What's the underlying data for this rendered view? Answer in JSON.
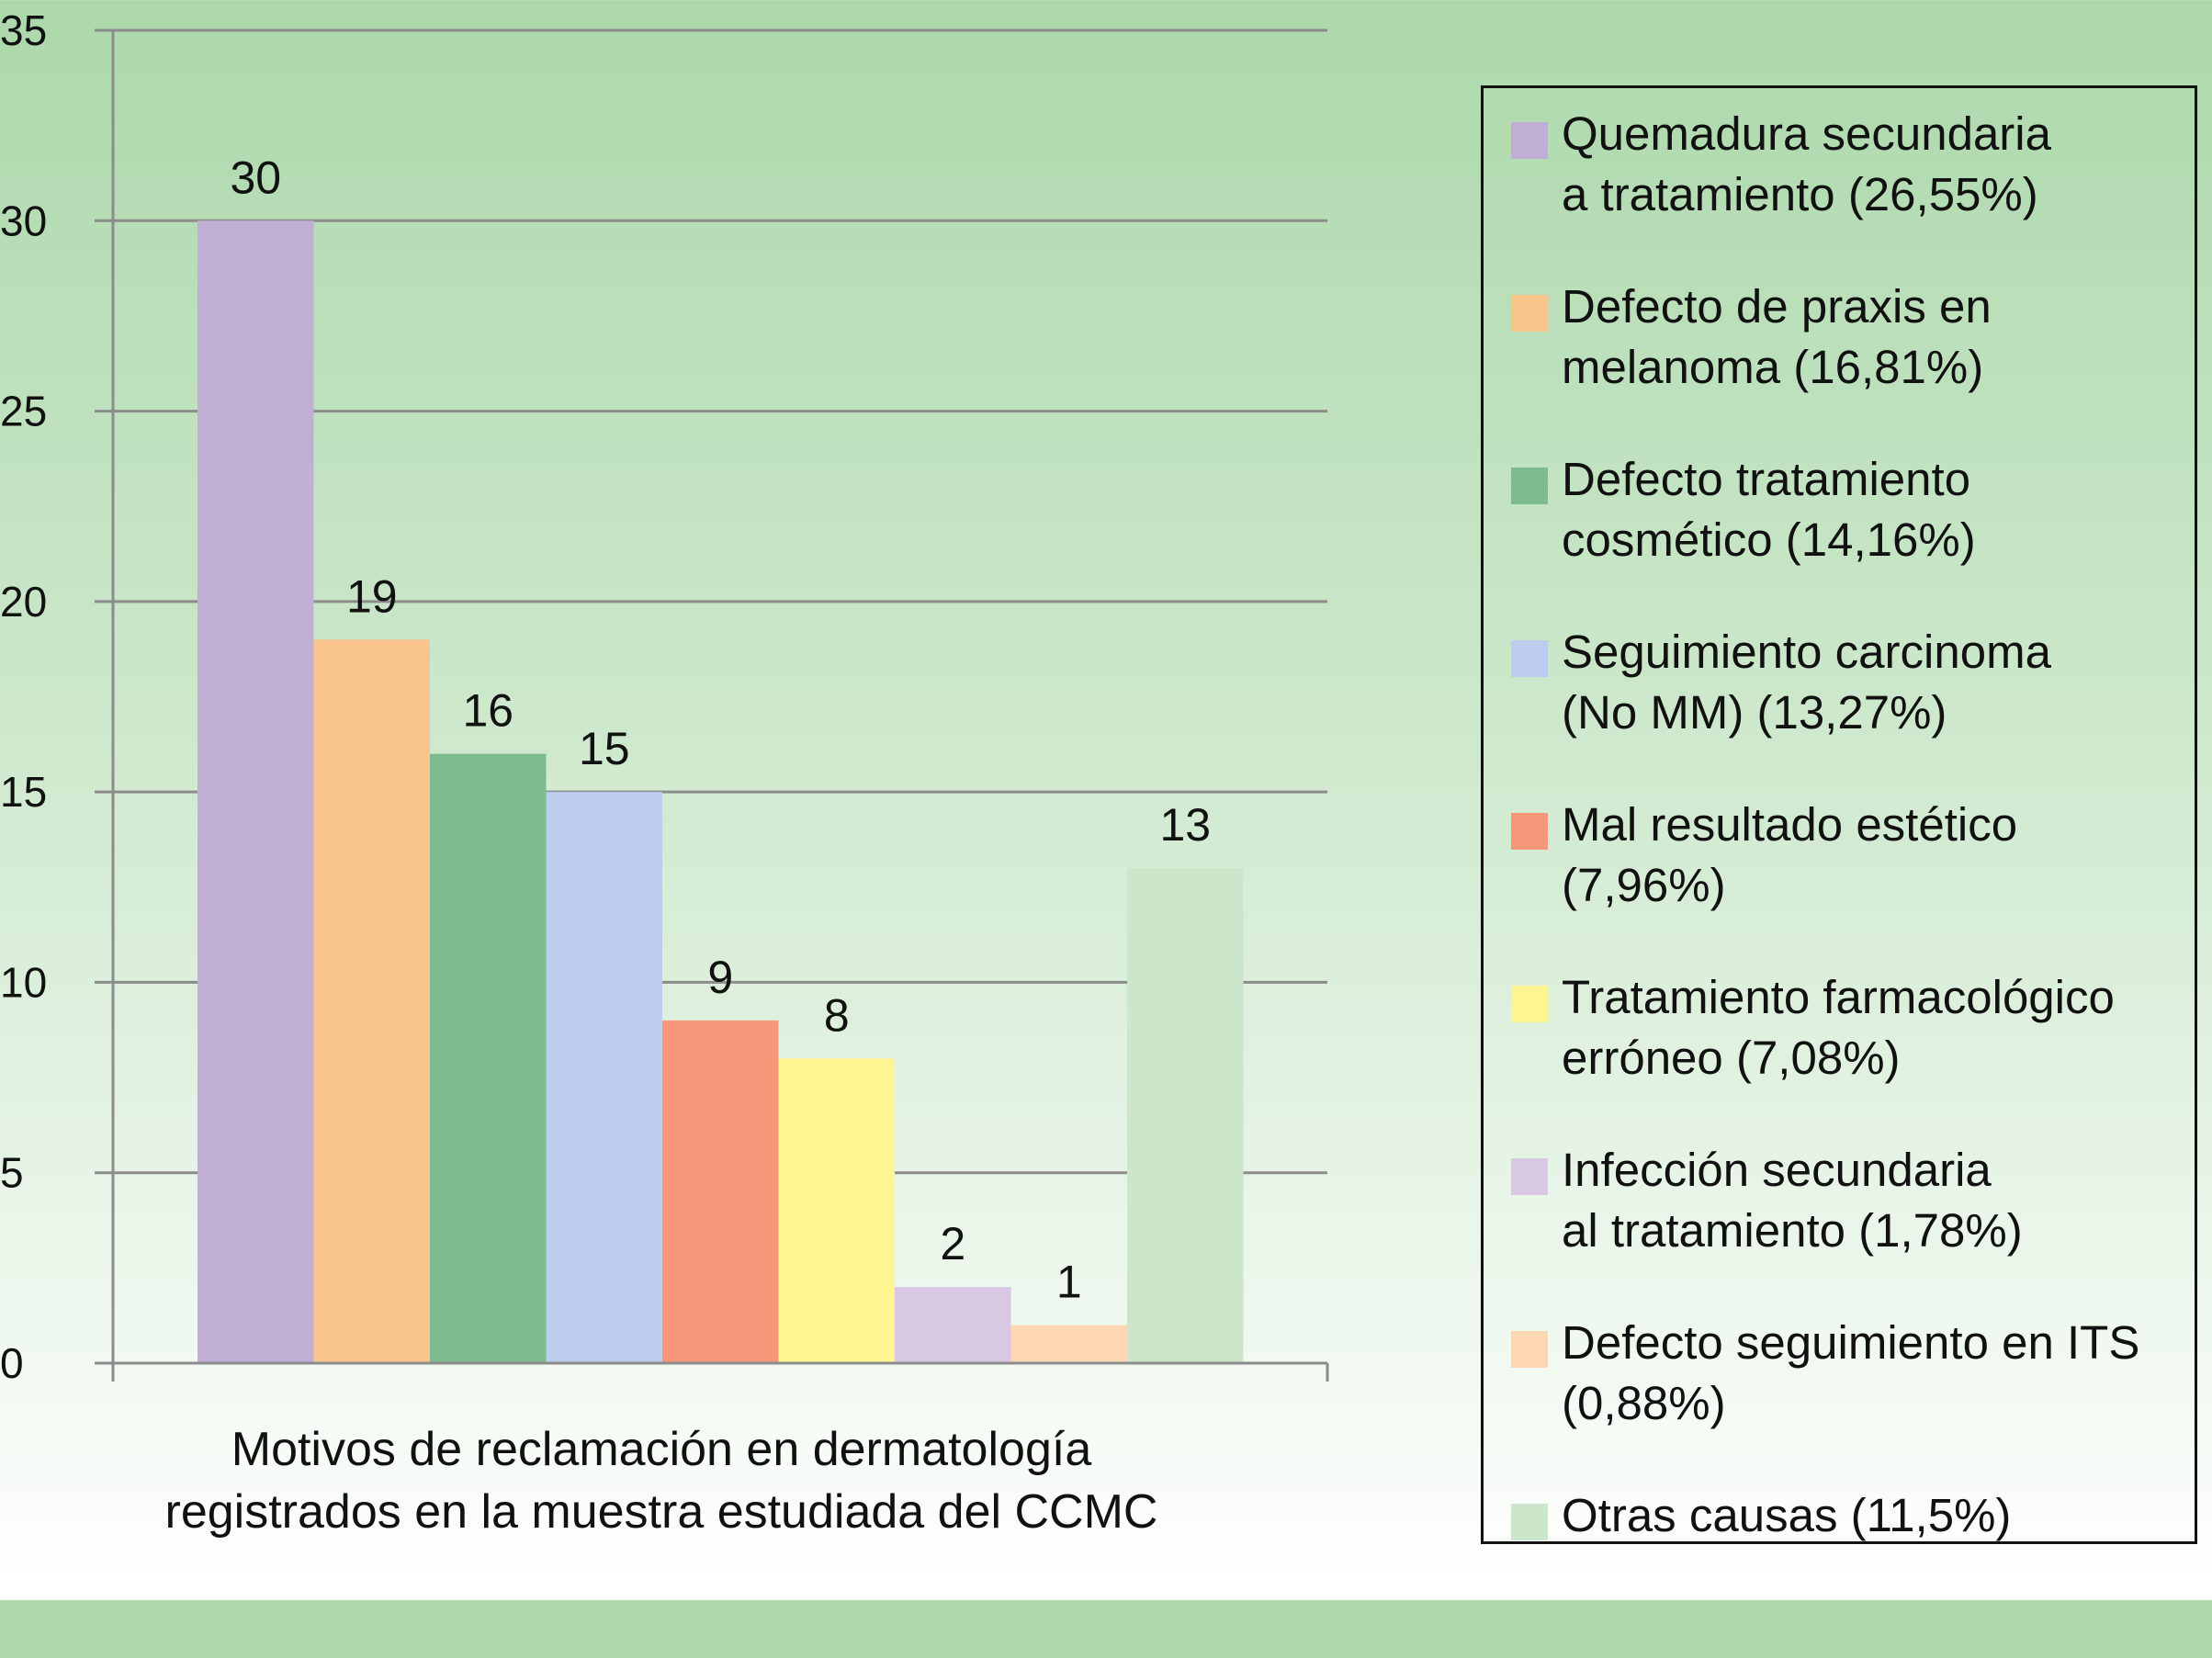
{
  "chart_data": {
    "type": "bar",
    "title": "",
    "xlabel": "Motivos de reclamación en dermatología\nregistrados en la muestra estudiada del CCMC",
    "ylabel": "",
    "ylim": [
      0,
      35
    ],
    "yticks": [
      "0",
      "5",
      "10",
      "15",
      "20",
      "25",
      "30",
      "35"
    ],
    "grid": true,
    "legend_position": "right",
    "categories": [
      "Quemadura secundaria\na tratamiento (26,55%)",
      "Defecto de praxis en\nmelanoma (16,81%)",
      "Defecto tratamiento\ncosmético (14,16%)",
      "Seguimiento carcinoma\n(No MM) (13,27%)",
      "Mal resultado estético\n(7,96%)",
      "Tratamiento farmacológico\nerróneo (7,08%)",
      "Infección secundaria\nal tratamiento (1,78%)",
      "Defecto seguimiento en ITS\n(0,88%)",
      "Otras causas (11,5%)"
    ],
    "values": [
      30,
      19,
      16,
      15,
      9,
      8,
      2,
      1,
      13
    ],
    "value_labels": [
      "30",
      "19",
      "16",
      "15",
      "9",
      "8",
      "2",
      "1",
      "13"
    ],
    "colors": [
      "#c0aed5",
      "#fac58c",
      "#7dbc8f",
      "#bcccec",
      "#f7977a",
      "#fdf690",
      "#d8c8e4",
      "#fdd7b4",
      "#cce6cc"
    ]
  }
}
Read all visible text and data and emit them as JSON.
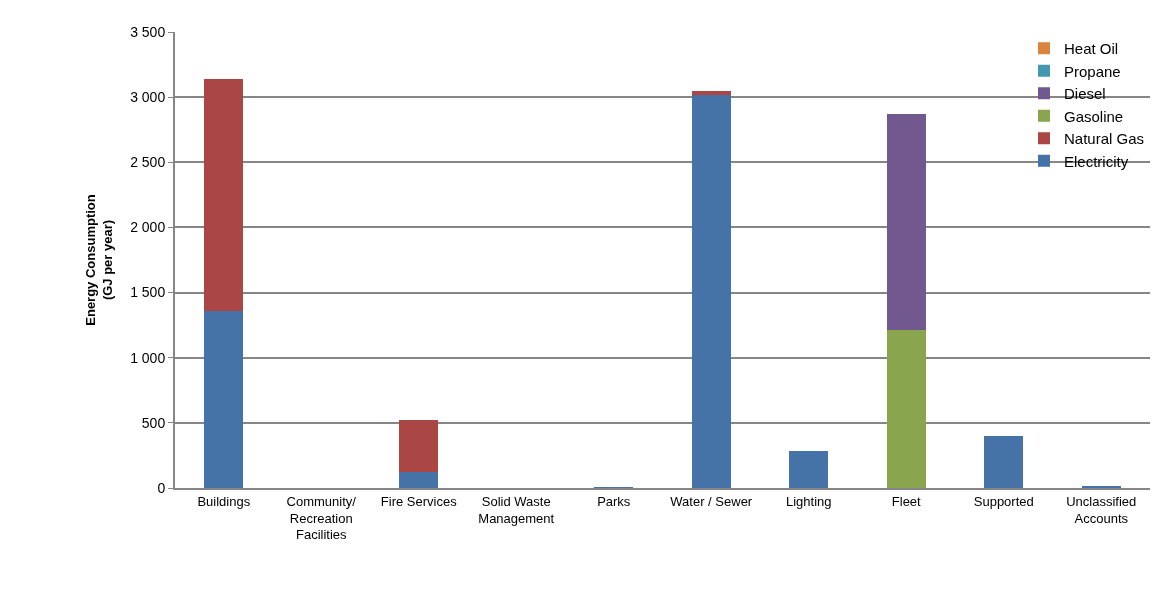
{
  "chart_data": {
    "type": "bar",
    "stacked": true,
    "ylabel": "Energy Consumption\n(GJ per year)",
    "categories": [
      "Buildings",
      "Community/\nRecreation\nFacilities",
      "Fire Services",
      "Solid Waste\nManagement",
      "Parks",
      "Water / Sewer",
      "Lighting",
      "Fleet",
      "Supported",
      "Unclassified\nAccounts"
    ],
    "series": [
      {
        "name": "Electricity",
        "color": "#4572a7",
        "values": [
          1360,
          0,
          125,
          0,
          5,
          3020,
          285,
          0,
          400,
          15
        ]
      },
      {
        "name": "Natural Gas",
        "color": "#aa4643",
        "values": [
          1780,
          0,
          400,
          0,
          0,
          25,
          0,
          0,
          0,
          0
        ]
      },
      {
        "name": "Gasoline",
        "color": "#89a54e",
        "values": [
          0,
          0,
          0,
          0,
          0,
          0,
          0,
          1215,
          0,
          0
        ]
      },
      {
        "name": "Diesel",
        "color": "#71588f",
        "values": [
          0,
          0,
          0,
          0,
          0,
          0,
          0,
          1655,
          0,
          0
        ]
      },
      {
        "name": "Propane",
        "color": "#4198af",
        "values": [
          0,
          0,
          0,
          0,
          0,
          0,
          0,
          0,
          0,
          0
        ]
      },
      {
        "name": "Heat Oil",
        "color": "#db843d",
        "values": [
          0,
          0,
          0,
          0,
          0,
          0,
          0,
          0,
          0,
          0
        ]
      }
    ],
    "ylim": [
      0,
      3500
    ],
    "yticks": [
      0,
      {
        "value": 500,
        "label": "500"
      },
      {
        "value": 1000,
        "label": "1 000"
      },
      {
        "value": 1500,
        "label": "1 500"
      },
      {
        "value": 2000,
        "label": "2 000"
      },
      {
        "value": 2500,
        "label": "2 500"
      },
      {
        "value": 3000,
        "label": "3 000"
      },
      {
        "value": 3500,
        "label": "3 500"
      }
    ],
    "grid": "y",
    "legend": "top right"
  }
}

====

Make an exact copy of the data, leaving its pictures out.

→ Final result
What's the underlying data for this rendered view? Answer in JSON.
{
  "chart_data": {
    "type": "bar",
    "title": "",
    "xlabel": "Motivos de reclamación en dermatología\nregistrados en la muestra estudiada del CCMC",
    "ylabel": "",
    "ylim": [
      0,
      35
    ],
    "yticks": [
      "0",
      "5",
      "10",
      "15",
      "20",
      "25",
      "30",
      "35"
    ],
    "grid": true,
    "legend_position": "right",
    "categories": [
      "Quemadura secundaria\na tratamiento (26,55%)",
      "Defecto de praxis en\nmelanoma (16,81%)",
      "Defecto tratamiento\ncosmético (14,16%)",
      "Seguimiento carcinoma\n(No MM) (13,27%)",
      "Mal resultado estético\n(7,96%)",
      "Tratamiento farmacológico\nerróneo (7,08%)",
      "Infección secundaria\nal tratamiento (1,78%)",
      "Defecto seguimiento en ITS\n(0,88%)",
      "Otras causas (11,5%)"
    ],
    "values": [
      30,
      19,
      16,
      15,
      9,
      8,
      2,
      1,
      13
    ],
    "value_labels": [
      "30",
      "19",
      "16",
      "15",
      "9",
      "8",
      "2",
      "1",
      "13"
    ],
    "colors": [
      "#c0aed5",
      "#fac58c",
      "#7dbc8f",
      "#bcccec",
      "#f7977a",
      "#fdf690",
      "#d8c8e4",
      "#fdd7b4",
      "#cce6cc"
    ]
  }
}
Read all visible text and data and emit them as JSON.
{
  "chart_data": {
    "type": "bar",
    "stacked": true,
    "ylabel": "Energy Consumption\n(GJ per year)",
    "categories": [
      "Buildings",
      "Community/\nRecreation\nFacilities",
      "Fire Services",
      "Solid Waste\nManagement",
      "Parks",
      "Water / Sewer",
      "Lighting",
      "Fleet",
      "Supported",
      "Unclassified\nAccounts"
    ],
    "series": [
      {
        "name": "Electricity",
        "color": "#4572a7",
        "values": [
          1360,
          0,
          125,
          0,
          5,
          3020,
          285,
          0,
          400,
          15
        ]
      },
      {
        "name": "Natural Gas",
        "color": "#aa4643",
        "values": [
          1780,
          0,
          400,
          0,
          0,
          25,
          0,
          0,
          0,
          0
        ]
      },
      {
        "name": "Gasoline",
        "color": "#89a54e",
        "values": [
          0,
          0,
          0,
          0,
          0,
          0,
          0,
          1215,
          0,
          0
        ]
      },
      {
        "name": "Diesel",
        "color": "#71588f",
        "values": [
          0,
          0,
          0,
          0,
          0,
          0,
          0,
          1655,
          0,
          0
        ]
      },
      {
        "name": "Propane",
        "color": "#4198af",
        "values": [
          0,
          0,
          0,
          0,
          0,
          0,
          0,
          0,
          0,
          0
        ]
      },
      {
        "name": "Heat Oil",
        "color": "#db843d",
        "values": [
          0,
          0,
          0,
          0,
          0,
          0,
          0,
          0,
          0,
          0
        ]
      }
    ],
    "ylim": [
      0,
      3500
    ],
    "yticks": [
      0,
      {
        "value": 500,
        "label": "500"
      },
      {
        "value": 1000,
        "label": "1 000"
      },
      {
        "value": 1500,
        "label": "1 500"
      },
      {
        "value": 2000,
        "label": "2 000"
      },
      {
        "value": 2500,
        "label": "2 500"
      },
      {
        "value": 3000,
        "label": "3 000"
      },
      {
        "value": 3500,
        "label": "3 500"
      }
    ],
    "grid": "y",
    "legend": "top right"
  }
}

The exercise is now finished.